◆ **The exercise**:
Below is a listing; write it out exactly and drop any images from it.

※ ※ ※

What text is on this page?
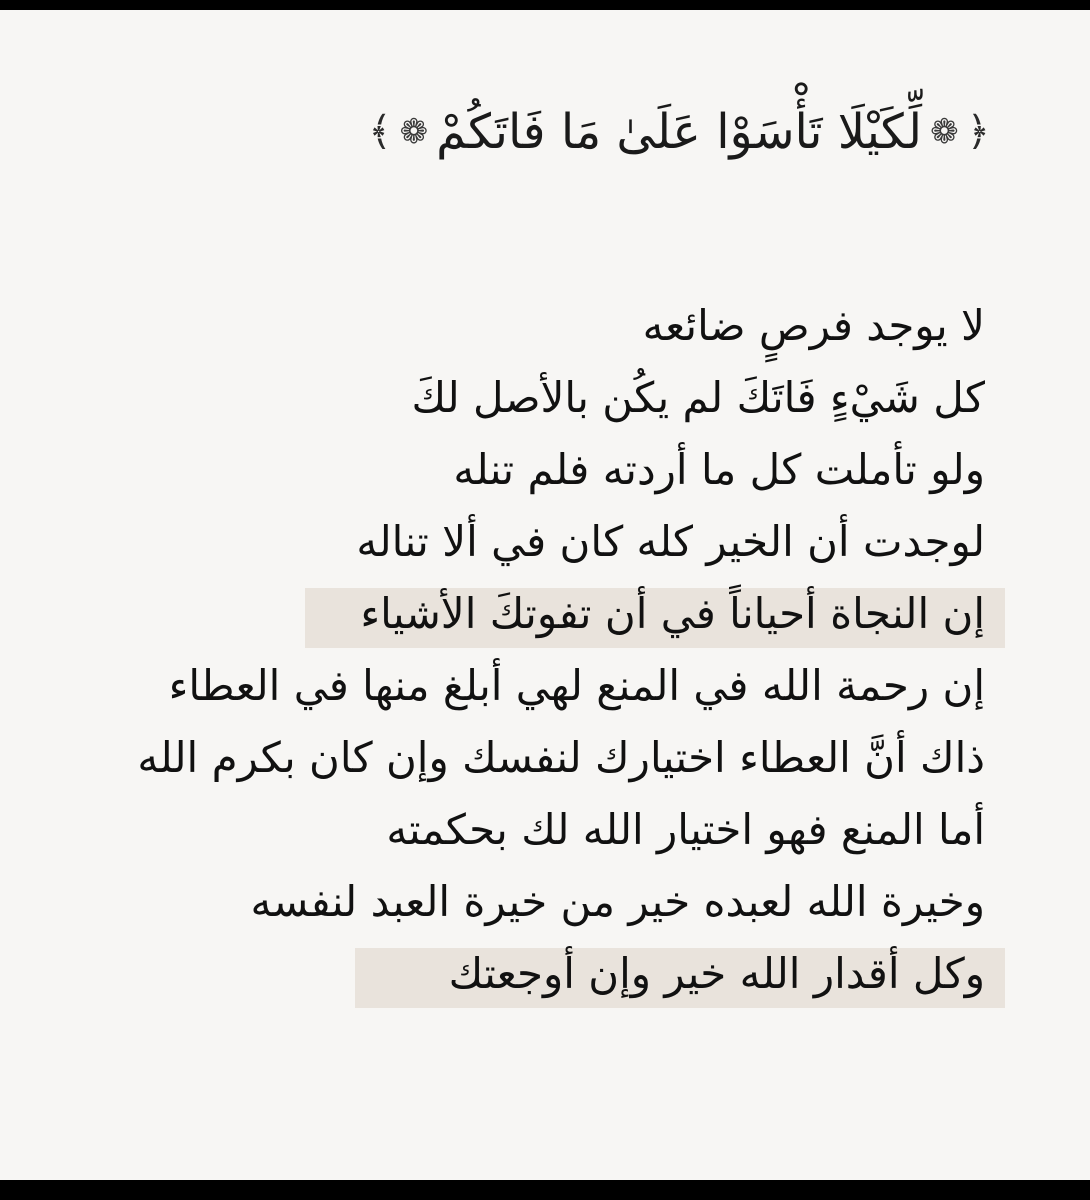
﴿
❁
لِّكَيْلَا تَأْسَوْا عَلَىٰ مَا فَاتَكُمْ
❁
﴾
لا يوجد فرصٍ ضائعه
كل شَيْءٍ فَاتَكَ لم يكُن بالأصل لكَ
ولو تأملت كل ما أردته فلم تنله
لوجدت أن الخير كله كان في ألا تناله
إن النجاة أحياناً في أن تفوتكَ الأشياء
إن رحمة الله في المنع لهي أبلغ منها في العطاء
ذاك أنَّ العطاء اختيارك لنفسك وإن كان بكرم الله
أما المنع فهو اختيار الله لك بحكمته
وخيرة الله لعبده خير من خيرة العبد لنفسه
وكل أقدار الله خير وإن أوجعتك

※ ※ ※

◆ **Task response**:
What text is on this page?
﴿
❁
لِّكَيْلَا تَأْسَوْا عَلَىٰ مَا فَاتَكُمْ
❁
﴾
لا يوجد فرصٍ ضائعه
كل شَيْءٍ فَاتَكَ لم يكُن بالأصل لكَ
ولو تأملت كل ما أردته فلم تنله
لوجدت أن الخير كله كان في ألا تناله
إن النجاة أحياناً في أن تفوتكَ الأشياء
إن رحمة الله في المنع لهي أبلغ منها في العطاء
ذاك أنَّ العطاء اختيارك لنفسك وإن كان بكرم الله
أما المنع فهو اختيار الله لك بحكمته
وخيرة الله لعبده خير من خيرة العبد لنفسه
وكل أقدار الله خير وإن أوجعتك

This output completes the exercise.